Prompt
Give the number of lines in the data that contain "object", and nothing more.
* begin Information shown *
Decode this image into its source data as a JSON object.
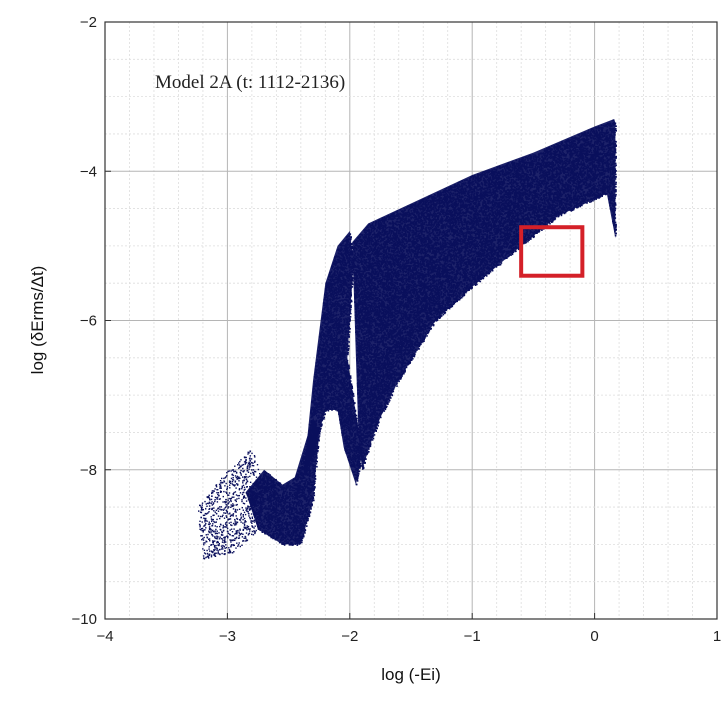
{
  "chart_data": {
    "type": "scatter",
    "title": "",
    "annotation": "Model 2A  (t: 1112-2136)",
    "xlabel": "log (-Ei)",
    "ylabel": "log (δErms/Δt)",
    "xlim": [
      -4,
      1
    ],
    "ylim": [
      -10,
      -2
    ],
    "xticks": [
      -4,
      -3,
      -2,
      -1,
      0,
      1
    ],
    "yticks": [
      -10,
      -8,
      -6,
      -4,
      -2
    ],
    "xtick_labels": [
      "−4",
      "−3",
      "−2",
      "−1",
      "0",
      "1"
    ],
    "ytick_labels": [
      "−10",
      "−8",
      "−6",
      "−4",
      "−2"
    ],
    "grid": true,
    "point_color": "#0a0f5c",
    "highlight_box": {
      "x": [
        -0.6,
        -0.1
      ],
      "y": [
        -5.4,
        -4.75
      ],
      "color": "#d42028"
    },
    "regions": [
      {
        "name": "main-band",
        "density": 1.0,
        "polygon": [
          [
            -1.98,
            -4.95
          ],
          [
            -1.85,
            -4.7
          ],
          [
            -1.0,
            -4.05
          ],
          [
            -0.5,
            -3.75
          ],
          [
            0.0,
            -3.4
          ],
          [
            0.16,
            -3.3
          ],
          [
            0.17,
            -3.35
          ],
          [
            0.17,
            -4.9
          ],
          [
            0.1,
            -4.3
          ],
          [
            -0.3,
            -4.6
          ],
          [
            -0.6,
            -5.0
          ],
          [
            -1.0,
            -5.55
          ],
          [
            -1.3,
            -6.0
          ],
          [
            -1.6,
            -6.8
          ],
          [
            -1.75,
            -7.3
          ],
          [
            -1.82,
            -7.6
          ],
          [
            -1.9,
            -8.0
          ],
          [
            -1.93,
            -7.5
          ],
          [
            -1.95,
            -6.5
          ]
        ]
      },
      {
        "name": "spike",
        "density": 1.0,
        "polygon": [
          [
            -2.3,
            -6.8
          ],
          [
            -2.2,
            -5.5
          ],
          [
            -2.1,
            -5.0
          ],
          [
            -2.0,
            -4.8
          ],
          [
            -1.97,
            -5.2
          ],
          [
            -2.02,
            -6.5
          ],
          [
            -1.9,
            -7.8
          ],
          [
            -1.95,
            -8.2
          ],
          [
            -2.05,
            -7.7
          ],
          [
            -2.1,
            -7.2
          ],
          [
            -2.2,
            -7.2
          ],
          [
            -2.3,
            -7.8
          ],
          [
            -2.38,
            -8.1
          ]
        ]
      },
      {
        "name": "lower-tail",
        "density": 0.9,
        "polygon": [
          [
            -2.85,
            -8.3
          ],
          [
            -2.7,
            -8.0
          ],
          [
            -2.55,
            -8.2
          ],
          [
            -2.45,
            -8.1
          ],
          [
            -2.3,
            -7.3
          ],
          [
            -2.25,
            -7.5
          ],
          [
            -2.3,
            -8.4
          ],
          [
            -2.4,
            -9.0
          ],
          [
            -2.55,
            -9.0
          ],
          [
            -2.75,
            -8.8
          ]
        ]
      },
      {
        "name": "sparse-cloud",
        "density": 0.35,
        "polygon": [
          [
            -3.25,
            -8.5
          ],
          [
            -3.0,
            -8.0
          ],
          [
            -2.8,
            -7.7
          ],
          [
            -2.7,
            -8.2
          ],
          [
            -2.75,
            -8.8
          ],
          [
            -2.95,
            -9.1
          ],
          [
            -3.2,
            -9.2
          ]
        ]
      }
    ]
  }
}
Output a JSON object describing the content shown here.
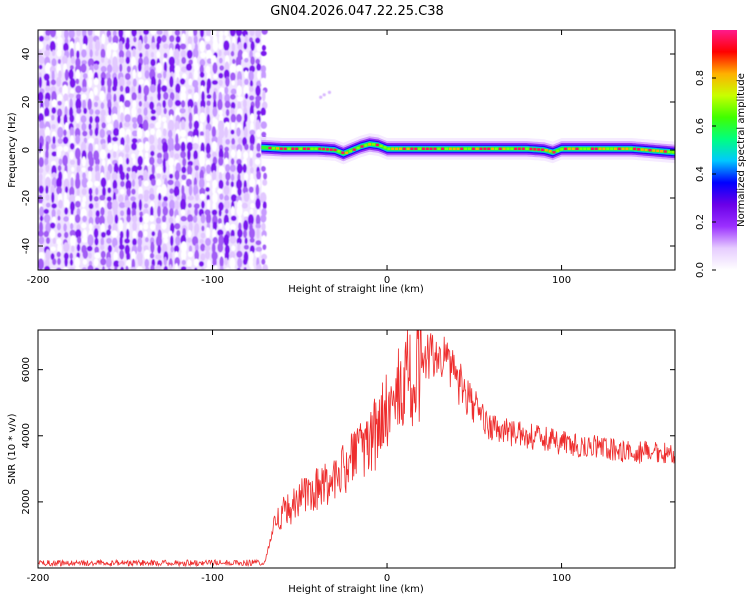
{
  "chart_data": [
    {
      "type": "heatmap",
      "title": "GN04.2026.047.22.25.C38",
      "xlabel": "Height of straight line (km)",
      "ylabel": "Frequency (Hz)",
      "xlim": [
        -200,
        165
      ],
      "ylim": [
        -50,
        50
      ],
      "xticks": [
        -200,
        -100,
        0,
        100
      ],
      "xtick_labels": [
        "-200",
        "-100",
        "0",
        "100"
      ],
      "yticks": [
        -40,
        -20,
        0,
        20,
        40
      ],
      "ytick_labels": [
        "-40",
        "-20",
        "0",
        "20",
        "40"
      ],
      "noise_region_x": [
        -200,
        -72
      ],
      "signal_start_x": -72,
      "signal_ridge": {
        "x": [
          -72,
          -60,
          -50,
          -40,
          -30,
          -25,
          -20,
          -15,
          -10,
          -5,
          0,
          10,
          25,
          40,
          60,
          80,
          90,
          95,
          100,
          120,
          140,
          165
        ],
        "freq": [
          1,
          0.5,
          0.5,
          0.5,
          0,
          -1.5,
          0,
          1.5,
          2.5,
          2,
          0.5,
          0.5,
          0.5,
          0.5,
          0.5,
          0.5,
          0,
          -1,
          0.5,
          0.5,
          0.5,
          -1
        ]
      },
      "colorbar": {
        "label": "Normalized spectral amplitude",
        "range": [
          0,
          1
        ],
        "ticks": [
          0.0,
          0.2,
          0.4,
          0.6,
          0.8
        ],
        "tick_labels": [
          "0.0",
          "0.2",
          "0.4",
          "0.6",
          "0.8"
        ],
        "colors": [
          "#ffffff",
          "#e6ccff",
          "#9b30ff",
          "#6a00e8",
          "#0000ff",
          "#00c8ff",
          "#00ff80",
          "#40ff00",
          "#c8ff00",
          "#ffb000",
          "#ff0000",
          "#ff1a8c"
        ]
      }
    },
    {
      "type": "line",
      "xlabel": "Height of straight line (km)",
      "ylabel": "SNR (10 * v/v)",
      "xlim": [
        -200,
        165
      ],
      "ylim": [
        0,
        7200
      ],
      "xticks": [
        -200,
        -100,
        0,
        100
      ],
      "xtick_labels": [
        "-200",
        "-100",
        "0",
        "100"
      ],
      "yticks": [
        2000,
        4000,
        6000
      ],
      "ytick_labels": [
        "2000",
        "4000",
        "6000"
      ],
      "color": "#ee2c2c",
      "series": [
        {
          "name": "SNR",
          "x": [
            -200,
            -180,
            -160,
            -140,
            -120,
            -100,
            -80,
            -70,
            -65,
            -60,
            -55,
            -50,
            -45,
            -40,
            -35,
            -30,
            -25,
            -20,
            -15,
            -10,
            -5,
            0,
            5,
            10,
            15,
            20,
            25,
            30,
            35,
            40,
            45,
            50,
            55,
            60,
            70,
            80,
            90,
            100,
            110,
            120,
            130,
            140,
            150,
            165
          ],
          "y": [
            150,
            150,
            150,
            150,
            150,
            160,
            160,
            170,
            1200,
            1700,
            1800,
            2100,
            2200,
            2400,
            2600,
            2800,
            3000,
            3200,
            3500,
            3800,
            4200,
            4700,
            5100,
            5500,
            5900,
            6200,
            6400,
            6500,
            6100,
            5700,
            5300,
            4900,
            4500,
            4200,
            4100,
            4000,
            3900,
            3800,
            3700,
            3650,
            3550,
            3500,
            3500,
            3500
          ]
        }
      ]
    }
  ]
}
* end Information shown *
Result of this task
2